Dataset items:

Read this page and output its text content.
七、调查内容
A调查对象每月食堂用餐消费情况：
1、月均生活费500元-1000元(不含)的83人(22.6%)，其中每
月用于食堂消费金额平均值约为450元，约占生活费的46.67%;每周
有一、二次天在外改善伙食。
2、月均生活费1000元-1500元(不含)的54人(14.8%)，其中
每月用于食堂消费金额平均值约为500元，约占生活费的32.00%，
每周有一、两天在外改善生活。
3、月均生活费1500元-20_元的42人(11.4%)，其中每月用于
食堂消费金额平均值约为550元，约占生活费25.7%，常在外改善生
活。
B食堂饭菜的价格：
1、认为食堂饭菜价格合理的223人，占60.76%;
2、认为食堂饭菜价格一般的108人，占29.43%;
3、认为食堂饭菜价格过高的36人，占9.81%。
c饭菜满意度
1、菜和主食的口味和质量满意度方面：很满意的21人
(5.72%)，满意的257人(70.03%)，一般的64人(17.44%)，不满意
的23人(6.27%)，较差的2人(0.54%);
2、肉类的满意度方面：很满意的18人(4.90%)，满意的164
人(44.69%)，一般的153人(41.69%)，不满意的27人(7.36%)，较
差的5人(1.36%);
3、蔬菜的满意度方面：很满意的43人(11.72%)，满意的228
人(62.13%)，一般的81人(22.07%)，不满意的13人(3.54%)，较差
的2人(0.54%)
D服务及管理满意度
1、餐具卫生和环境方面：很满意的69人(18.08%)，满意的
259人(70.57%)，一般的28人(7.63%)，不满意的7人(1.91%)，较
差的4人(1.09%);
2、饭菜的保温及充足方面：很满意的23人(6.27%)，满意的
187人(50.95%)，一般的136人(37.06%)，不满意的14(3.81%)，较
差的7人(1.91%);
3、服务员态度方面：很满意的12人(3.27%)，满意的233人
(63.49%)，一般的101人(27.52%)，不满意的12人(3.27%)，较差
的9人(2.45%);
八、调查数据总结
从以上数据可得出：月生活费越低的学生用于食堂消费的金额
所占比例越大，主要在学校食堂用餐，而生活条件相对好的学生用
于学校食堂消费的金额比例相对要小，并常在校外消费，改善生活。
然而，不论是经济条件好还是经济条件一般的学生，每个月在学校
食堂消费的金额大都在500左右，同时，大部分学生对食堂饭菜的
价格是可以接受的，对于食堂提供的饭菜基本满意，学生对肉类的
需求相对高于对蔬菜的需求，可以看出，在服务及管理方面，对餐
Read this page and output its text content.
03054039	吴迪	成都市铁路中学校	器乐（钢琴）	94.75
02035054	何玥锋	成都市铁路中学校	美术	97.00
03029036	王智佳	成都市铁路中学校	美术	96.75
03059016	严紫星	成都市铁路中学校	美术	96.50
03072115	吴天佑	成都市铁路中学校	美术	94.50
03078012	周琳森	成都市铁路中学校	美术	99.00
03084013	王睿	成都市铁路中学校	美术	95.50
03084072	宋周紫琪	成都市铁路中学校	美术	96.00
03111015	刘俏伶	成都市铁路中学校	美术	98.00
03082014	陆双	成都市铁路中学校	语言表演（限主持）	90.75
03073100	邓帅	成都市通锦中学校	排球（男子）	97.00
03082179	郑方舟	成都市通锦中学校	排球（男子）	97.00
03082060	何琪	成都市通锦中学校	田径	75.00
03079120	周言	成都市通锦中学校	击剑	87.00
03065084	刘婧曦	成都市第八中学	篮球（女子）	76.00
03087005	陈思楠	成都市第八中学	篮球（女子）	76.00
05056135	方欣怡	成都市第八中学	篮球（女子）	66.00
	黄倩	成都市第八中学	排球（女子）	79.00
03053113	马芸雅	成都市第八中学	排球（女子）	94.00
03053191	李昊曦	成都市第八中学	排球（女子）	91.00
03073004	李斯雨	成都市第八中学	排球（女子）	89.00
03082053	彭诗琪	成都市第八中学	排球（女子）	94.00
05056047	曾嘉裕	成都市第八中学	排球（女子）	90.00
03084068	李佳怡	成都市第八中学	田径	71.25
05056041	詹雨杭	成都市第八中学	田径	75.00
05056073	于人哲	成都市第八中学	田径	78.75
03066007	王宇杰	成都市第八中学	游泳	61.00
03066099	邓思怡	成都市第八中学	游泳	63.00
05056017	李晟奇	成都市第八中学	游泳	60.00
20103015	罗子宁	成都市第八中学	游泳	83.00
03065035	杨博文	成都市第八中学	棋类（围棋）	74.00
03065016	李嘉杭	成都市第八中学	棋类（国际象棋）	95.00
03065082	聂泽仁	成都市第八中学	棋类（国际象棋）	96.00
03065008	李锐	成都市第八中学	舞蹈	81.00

Work required |
Please reproduce every line of the material word for word.

Final result |
Read this page and output its text content.
七、调查内容
A调查对象每月食堂用餐消费情况：
1、月均生活费500元-1000元(不含)的83人(22.6%)，其中每
月用于食堂消费金额平均值约为450元，约占生活费的46.67%;每周
有一、二次天在外改善伙食。
2、月均生活费1000元-1500元(不含)的54人(14.8%)，其中
每月用于食堂消费金额平均值约为500元，约占生活费的32.00%，
每周有一、两天在外改善生活。
3、月均生活费1500元-20_元的42人(11.4%)，其中每月用于
食堂消费金额平均值约为550元，约占生活费25.7%，常在外改善生
活。
B食堂饭菜的价格：
1、认为食堂饭菜价格合理的223人，占60.76%;
2、认为食堂饭菜价格一般的108人，占29.43%;
3、认为食堂饭菜价格过高的36人，占9.81%。
c饭菜满意度
1、菜和主食的口味和质量满意度方面：很满意的21人
(5.72%)，满意的257人(70.03%)，一般的64人(17.44%)，不满意
的23人(6.27%)，较差的2人(0.54%);
2、肉类的满意度方面：很满意的18人(4.90%)，满意的164
人(44.69%)，一般的153人(41.69%)，不满意的27人(7.36%)，较
差的5人(1.36%);
3、蔬菜的满意度方面：很满意的43人(11.72%)，满意的228
人(62.13%)，一般的81人(22.07%)，不满意的13人(3.54%)，较差
的2人(0.54%)
D服务及管理满意度
1、餐具卫生和环境方面：很满意的69人(18.08%)，满意的
259人(70.57%)，一般的28人(7.63%)，不满意的7人(1.91%)，较
差的4人(1.09%);
2、饭菜的保温及充足方面：很满意的23人(6.27%)，满意的
187人(50.95%)，一般的136人(37.06%)，不满意的14(3.81%)，较
差的7人(1.91%);
3、服务员态度方面：很满意的12人(3.27%)，满意的233人
(63.49%)，一般的101人(27.52%)，不满意的12人(3.27%)，较差
的9人(2.45%);
八、调查数据总结
从以上数据可得出：月生活费越低的学生用于食堂消费的金额
所占比例越大，主要在学校食堂用餐，而生活条件相对好的学生用
于学校食堂消费的金额比例相对要小，并常在校外消费，改善生活。
然而，不论是经济条件好还是经济条件一般的学生，每个月在学校
食堂消费的金额大都在500左右，同时，大部分学生对食堂饭菜的
价格是可以接受的，对于食堂提供的饭菜基本满意，学生对肉类的
需求相对高于对蔬菜的需求，可以看出，在服务及管理方面，对餐
Read this page and output its text content.
03054039	吴迪	成都市铁路中学校	器乐（钢琴）	94.75
02035054	何玥锋	成都市铁路中学校	美术	97.00
03029036	王智佳	成都市铁路中学校	美术	96.75
03059016	严紫星	成都市铁路中学校	美术	96.50
03072115	吴天佑	成都市铁路中学校	美术	94.50
03078012	周琳森	成都市铁路中学校	美术	99.00
03084013	王睿	成都市铁路中学校	美术	95.50
03084072	宋周紫琪	成都市铁路中学校	美术	96.00
03111015	刘俏伶	成都市铁路中学校	美术	98.00
03082014	陆双	成都市铁路中学校	语言表演（限主持）	90.75
03073100	邓帅	成都市通锦中学校	排球（男子）	97.00
03082179	郑方舟	成都市通锦中学校	排球（男子）	97.00
03082060	何琪	成都市通锦中学校	田径	75.00
03079120	周言	成都市通锦中学校	击剑	87.00
03065084	刘婧曦	成都市第八中学	篮球（女子）	76.00
03087005	陈思楠	成都市第八中学	篮球（女子）	76.00
05056135	方欣怡	成都市第八中学	篮球（女子）	66.00
	黄倩	成都市第八中学	排球（女子）	79.00
03053113	马芸雅	成都市第八中学	排球（女子）	94.00
03053191	李昊曦	成都市第八中学	排球（女子）	91.00
03073004	李斯雨	成都市第八中学	排球（女子）	89.00
03082053	彭诗琪	成都市第八中学	排球（女子）	94.00
05056047	曾嘉裕	成都市第八中学	排球（女子）	90.00
03084068	李佳怡	成都市第八中学	田径	71.25
05056041	詹雨杭	成都市第八中学	田径	75.00
05056073	于人哲	成都市第八中学	田径	78.75
03066007	王宇杰	成都市第八中学	游泳	61.00
03066099	邓思怡	成都市第八中学	游泳	63.00
05056017	李晟奇	成都市第八中学	游泳	60.00
20103015	罗子宁	成都市第八中学	游泳	83.00
03065035	杨博文	成都市第八中学	棋类（围棋）	74.00
03065016	李嘉杭	成都市第八中学	棋类（国际象棋）	95.00
03065082	聂泽仁	成都市第八中学	棋类（国际象棋）	96.00
03065008	李锐	成都市第八中学	舞蹈	81.00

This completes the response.